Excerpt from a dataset

-=-=-

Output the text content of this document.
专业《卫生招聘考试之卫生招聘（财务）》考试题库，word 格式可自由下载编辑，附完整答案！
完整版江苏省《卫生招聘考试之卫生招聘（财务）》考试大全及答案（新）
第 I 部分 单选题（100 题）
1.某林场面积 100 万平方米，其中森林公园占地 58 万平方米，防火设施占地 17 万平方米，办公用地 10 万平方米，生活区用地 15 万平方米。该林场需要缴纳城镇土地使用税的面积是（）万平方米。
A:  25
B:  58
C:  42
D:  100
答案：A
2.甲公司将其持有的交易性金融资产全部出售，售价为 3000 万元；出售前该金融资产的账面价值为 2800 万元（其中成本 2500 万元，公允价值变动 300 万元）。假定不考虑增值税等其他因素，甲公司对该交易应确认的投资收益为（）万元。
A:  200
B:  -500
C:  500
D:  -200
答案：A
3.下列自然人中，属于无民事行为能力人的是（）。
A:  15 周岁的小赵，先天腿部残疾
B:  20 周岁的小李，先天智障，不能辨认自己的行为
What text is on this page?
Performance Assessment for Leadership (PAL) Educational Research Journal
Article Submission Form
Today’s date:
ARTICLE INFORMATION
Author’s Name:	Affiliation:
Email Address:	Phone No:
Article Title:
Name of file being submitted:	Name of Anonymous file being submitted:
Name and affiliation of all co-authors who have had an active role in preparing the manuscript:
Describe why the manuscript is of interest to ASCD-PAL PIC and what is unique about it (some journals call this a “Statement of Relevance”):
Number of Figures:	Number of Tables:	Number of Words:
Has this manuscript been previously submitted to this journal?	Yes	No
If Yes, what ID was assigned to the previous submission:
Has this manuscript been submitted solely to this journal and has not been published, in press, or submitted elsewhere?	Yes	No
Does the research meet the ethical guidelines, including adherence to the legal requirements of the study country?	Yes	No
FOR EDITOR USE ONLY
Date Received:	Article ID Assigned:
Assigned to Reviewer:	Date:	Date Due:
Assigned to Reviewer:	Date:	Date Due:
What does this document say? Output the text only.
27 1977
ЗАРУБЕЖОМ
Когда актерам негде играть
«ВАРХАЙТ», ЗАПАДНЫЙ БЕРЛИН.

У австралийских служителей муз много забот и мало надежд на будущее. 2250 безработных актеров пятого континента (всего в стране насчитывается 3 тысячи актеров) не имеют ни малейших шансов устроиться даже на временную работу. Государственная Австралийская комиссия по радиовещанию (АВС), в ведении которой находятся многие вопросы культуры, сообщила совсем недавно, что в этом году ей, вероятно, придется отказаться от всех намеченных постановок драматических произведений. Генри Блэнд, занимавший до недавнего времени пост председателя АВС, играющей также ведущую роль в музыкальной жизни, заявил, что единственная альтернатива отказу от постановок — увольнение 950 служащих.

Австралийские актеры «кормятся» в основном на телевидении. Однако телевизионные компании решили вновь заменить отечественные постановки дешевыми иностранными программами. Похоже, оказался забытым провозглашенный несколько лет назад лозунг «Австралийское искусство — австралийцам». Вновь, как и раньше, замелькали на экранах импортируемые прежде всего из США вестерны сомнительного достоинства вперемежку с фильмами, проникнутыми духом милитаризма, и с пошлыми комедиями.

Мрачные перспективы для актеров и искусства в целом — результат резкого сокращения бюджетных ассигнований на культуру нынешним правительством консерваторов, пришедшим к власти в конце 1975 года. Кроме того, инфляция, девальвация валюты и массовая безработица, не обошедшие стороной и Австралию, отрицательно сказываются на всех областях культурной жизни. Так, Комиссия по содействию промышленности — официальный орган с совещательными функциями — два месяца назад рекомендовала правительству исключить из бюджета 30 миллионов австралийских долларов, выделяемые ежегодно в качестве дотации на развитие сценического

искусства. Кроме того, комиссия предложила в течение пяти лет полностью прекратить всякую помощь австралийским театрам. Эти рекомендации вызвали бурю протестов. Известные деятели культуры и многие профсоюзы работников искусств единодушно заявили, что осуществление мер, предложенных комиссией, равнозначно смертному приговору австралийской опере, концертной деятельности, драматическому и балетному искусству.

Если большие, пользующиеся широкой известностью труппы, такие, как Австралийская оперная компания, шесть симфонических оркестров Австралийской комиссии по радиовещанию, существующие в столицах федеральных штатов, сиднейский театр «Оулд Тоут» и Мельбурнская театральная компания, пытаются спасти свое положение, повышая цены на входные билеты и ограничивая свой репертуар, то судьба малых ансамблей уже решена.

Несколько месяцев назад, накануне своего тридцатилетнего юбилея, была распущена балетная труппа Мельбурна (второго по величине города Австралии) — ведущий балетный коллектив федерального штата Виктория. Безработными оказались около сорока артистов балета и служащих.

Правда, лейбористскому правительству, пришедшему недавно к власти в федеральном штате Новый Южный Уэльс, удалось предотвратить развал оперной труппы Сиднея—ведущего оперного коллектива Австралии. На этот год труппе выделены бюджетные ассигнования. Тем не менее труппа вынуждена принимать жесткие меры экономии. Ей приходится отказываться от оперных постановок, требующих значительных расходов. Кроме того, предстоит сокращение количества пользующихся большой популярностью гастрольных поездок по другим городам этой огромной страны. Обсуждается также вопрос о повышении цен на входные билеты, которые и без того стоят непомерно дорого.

-=-=-

▶ **WRITTEN INSTRUCTION**
Track down the lines that include the word "Name" and copy them.

▶ **FULL ANSWER**
Author’s Name:	Affiliation:
Name of file being submitted:	Name of Anonymous file being submitted:
Name and affiliation of all co-authors who have had an active role in preparing the manuscript:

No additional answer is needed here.